━━━ DATASET CONTENT ━━━

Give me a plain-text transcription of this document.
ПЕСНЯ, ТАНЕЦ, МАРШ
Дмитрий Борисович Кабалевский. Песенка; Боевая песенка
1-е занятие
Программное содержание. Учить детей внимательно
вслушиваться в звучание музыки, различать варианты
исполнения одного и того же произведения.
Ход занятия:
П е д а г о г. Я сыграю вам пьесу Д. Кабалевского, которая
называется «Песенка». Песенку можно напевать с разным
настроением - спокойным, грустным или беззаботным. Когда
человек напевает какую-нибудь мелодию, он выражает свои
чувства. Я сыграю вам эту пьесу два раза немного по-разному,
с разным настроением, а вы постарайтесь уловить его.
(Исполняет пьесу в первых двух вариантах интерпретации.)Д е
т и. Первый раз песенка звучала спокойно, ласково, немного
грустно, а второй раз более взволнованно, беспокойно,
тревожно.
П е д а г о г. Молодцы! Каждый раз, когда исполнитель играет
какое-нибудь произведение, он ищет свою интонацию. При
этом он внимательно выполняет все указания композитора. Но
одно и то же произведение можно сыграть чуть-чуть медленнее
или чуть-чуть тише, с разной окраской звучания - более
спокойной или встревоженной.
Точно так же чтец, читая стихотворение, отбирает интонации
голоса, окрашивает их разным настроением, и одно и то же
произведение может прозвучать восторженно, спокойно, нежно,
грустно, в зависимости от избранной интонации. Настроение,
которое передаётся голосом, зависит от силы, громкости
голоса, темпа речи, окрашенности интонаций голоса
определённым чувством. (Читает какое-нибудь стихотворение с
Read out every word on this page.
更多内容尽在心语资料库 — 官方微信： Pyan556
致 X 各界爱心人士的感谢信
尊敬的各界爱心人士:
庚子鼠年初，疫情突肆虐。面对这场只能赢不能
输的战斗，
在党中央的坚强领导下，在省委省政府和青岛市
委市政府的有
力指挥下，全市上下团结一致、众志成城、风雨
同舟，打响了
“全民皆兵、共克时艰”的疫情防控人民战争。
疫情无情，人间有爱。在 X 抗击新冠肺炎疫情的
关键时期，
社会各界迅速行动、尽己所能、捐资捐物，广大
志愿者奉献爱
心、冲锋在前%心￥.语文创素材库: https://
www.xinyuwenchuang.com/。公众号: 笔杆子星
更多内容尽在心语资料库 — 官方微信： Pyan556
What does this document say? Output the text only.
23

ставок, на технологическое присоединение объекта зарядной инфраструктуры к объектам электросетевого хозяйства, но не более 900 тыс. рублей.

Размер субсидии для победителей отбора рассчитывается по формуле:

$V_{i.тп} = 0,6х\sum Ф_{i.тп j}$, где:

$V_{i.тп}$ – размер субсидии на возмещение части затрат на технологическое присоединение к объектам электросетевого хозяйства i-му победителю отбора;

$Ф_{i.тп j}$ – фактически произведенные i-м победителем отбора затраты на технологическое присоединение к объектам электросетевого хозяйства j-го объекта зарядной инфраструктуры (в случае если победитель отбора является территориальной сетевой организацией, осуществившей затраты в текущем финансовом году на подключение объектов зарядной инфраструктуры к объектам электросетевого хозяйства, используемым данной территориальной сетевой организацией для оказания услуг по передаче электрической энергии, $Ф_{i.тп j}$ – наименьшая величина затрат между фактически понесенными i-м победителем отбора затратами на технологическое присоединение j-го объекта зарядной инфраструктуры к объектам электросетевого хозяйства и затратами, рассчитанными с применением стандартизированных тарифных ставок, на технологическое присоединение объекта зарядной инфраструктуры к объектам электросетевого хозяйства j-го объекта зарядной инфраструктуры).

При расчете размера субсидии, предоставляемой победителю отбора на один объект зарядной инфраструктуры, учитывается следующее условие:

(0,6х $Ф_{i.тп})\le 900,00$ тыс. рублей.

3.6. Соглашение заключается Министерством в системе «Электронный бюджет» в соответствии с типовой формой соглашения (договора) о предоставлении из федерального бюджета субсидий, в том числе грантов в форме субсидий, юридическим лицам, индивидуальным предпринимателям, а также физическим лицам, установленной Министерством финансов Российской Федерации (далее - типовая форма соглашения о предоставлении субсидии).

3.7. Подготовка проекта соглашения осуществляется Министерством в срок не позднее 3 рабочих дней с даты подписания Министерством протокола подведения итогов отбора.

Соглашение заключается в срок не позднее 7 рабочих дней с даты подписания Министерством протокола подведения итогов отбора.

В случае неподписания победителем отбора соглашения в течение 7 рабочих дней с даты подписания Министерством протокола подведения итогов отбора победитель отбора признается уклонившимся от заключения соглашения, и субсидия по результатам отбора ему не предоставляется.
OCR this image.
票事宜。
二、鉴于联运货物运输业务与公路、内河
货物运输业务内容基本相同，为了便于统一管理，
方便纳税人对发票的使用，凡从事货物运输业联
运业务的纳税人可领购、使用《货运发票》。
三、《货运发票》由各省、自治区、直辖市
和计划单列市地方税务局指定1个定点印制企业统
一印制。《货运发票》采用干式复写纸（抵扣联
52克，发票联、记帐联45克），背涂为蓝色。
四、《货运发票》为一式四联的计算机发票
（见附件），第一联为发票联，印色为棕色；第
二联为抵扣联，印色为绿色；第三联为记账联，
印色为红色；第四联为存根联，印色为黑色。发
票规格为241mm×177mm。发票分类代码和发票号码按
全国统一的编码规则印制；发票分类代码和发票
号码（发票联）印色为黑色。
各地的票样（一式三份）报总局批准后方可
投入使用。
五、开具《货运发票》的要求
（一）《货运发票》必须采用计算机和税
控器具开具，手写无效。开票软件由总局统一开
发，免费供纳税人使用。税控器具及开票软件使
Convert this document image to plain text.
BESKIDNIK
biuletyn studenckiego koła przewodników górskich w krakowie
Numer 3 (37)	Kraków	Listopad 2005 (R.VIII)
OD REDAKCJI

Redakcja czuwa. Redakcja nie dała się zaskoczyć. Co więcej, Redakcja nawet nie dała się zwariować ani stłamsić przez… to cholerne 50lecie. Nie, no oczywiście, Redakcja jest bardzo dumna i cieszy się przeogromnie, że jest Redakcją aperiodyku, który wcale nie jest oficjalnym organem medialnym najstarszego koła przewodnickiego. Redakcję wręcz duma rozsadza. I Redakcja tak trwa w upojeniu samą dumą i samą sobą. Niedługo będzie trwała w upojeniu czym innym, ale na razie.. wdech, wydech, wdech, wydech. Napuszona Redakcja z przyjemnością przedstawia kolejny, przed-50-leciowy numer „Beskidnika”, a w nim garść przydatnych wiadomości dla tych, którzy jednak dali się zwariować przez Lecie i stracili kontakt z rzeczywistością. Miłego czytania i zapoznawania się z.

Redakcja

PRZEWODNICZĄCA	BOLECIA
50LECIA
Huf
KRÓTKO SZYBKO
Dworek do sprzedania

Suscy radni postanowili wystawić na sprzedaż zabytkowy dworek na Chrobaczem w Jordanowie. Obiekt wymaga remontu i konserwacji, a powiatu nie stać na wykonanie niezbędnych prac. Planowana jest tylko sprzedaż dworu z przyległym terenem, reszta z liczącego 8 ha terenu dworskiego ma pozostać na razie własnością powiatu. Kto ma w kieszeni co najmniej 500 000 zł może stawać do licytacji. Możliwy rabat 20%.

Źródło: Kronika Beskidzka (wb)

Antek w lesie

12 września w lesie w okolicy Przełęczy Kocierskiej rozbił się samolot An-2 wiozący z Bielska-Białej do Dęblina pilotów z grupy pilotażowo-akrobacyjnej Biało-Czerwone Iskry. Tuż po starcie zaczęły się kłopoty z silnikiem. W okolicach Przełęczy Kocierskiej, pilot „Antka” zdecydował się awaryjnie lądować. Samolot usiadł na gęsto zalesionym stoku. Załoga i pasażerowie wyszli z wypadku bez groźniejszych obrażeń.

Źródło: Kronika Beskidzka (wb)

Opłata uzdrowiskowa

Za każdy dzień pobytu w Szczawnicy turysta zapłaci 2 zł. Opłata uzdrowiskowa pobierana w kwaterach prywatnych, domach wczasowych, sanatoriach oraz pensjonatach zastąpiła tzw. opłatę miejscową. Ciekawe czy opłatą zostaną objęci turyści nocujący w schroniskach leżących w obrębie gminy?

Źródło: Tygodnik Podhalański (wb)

━━━

- **WHAT IS ASKED**
Copy out all lines from the material above that contain the string "text".

- **RESULT OF THIS EXERCISE**
Give me a plain-text transcription of this document.
What does this document say? Output the text only.
Convert this document image to plain text.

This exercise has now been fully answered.